====== Information given

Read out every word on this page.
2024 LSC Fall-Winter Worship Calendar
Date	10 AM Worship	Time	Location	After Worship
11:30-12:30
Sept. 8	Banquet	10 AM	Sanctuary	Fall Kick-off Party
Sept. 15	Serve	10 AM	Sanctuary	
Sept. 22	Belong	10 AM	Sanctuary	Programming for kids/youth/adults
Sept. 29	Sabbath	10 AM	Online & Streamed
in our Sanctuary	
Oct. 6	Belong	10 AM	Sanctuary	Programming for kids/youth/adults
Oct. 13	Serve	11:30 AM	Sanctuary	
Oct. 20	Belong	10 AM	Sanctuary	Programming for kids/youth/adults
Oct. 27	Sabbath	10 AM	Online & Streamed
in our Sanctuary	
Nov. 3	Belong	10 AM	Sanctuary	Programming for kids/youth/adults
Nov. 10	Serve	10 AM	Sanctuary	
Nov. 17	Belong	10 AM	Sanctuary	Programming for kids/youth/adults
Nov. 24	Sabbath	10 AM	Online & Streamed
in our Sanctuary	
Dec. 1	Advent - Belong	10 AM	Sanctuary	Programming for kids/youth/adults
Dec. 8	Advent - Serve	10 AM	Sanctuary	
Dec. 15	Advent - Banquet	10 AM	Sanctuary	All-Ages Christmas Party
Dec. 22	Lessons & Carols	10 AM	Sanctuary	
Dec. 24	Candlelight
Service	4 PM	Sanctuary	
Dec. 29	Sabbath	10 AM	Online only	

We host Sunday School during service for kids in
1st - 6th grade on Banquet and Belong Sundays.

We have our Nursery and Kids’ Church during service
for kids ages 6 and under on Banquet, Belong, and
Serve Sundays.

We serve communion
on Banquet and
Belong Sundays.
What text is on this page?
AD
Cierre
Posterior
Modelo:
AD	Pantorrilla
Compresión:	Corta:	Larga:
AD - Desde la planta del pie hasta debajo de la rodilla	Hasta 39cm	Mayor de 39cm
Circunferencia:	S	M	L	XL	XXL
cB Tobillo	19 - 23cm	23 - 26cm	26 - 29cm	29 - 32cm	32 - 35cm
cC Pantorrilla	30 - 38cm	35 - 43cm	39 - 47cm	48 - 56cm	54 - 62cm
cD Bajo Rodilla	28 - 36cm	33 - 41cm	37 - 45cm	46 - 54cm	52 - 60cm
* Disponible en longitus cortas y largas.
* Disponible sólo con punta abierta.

============

Given instruction: Give all the records again. Match them exactly.

Problem solution:
Read out every word on this page.
2024 LSC Fall-Winter Worship Calendar
Date	10 AM Worship	Time	Location	After Worship
11:30-12:30
Sept. 8	Banquet	10 AM	Sanctuary	Fall Kick-off Party
Sept. 15	Serve	10 AM	Sanctuary	
Sept. 22	Belong	10 AM	Sanctuary	Programming for kids/youth/adults
Sept. 29	Sabbath	10 AM	Online & Streamed
in our Sanctuary	
Oct. 6	Belong	10 AM	Sanctuary	Programming for kids/youth/adults
Oct. 13	Serve	11:30 AM	Sanctuary	
Oct. 20	Belong	10 AM	Sanctuary	Programming for kids/youth/adults
Oct. 27	Sabbath	10 AM	Online & Streamed
in our Sanctuary	
Nov. 3	Belong	10 AM	Sanctuary	Programming for kids/youth/adults
Nov. 10	Serve	10 AM	Sanctuary	
Nov. 17	Belong	10 AM	Sanctuary	Programming for kids/youth/adults
Nov. 24	Sabbath	10 AM	Online & Streamed
in our Sanctuary	
Dec. 1	Advent - Belong	10 AM	Sanctuary	Programming for kids/youth/adults
Dec. 8	Advent - Serve	10 AM	Sanctuary	
Dec. 15	Advent - Banquet	10 AM	Sanctuary	All-Ages Christmas Party
Dec. 22	Lessons & Carols	10 AM	Sanctuary	
Dec. 24	Candlelight
Service	4 PM	Sanctuary	
Dec. 29	Sabbath	10 AM	Online only	

We host Sunday School during service for kids in
1st - 6th grade on Banquet and Belong Sundays.

We have our Nursery and Kids’ Church during service
for kids ages 6 and under on Banquet, Belong, and
Serve Sundays.

We serve communion
on Banquet and
Belong Sundays.
What text is on this page?
AD
Cierre
Posterior
Modelo:
AD	Pantorrilla
Compresión:	Corta:	Larga:
AD - Desde la planta del pie hasta debajo de la rodilla	Hasta 39cm	Mayor de 39cm
Circunferencia:	S	M	L	XL	XXL
cB Tobillo	19 - 23cm	23 - 26cm	26 - 29cm	29 - 32cm	32 - 35cm
cC Pantorrilla	30 - 38cm	35 - 43cm	39 - 47cm	48 - 56cm	54 - 62cm
cD Bajo Rodilla	28 - 36cm	33 - 41cm	37 - 45cm	46 - 54cm	52 - 60cm
* Disponible en longitus cortas y largas.
* Disponible sólo con punta abierta.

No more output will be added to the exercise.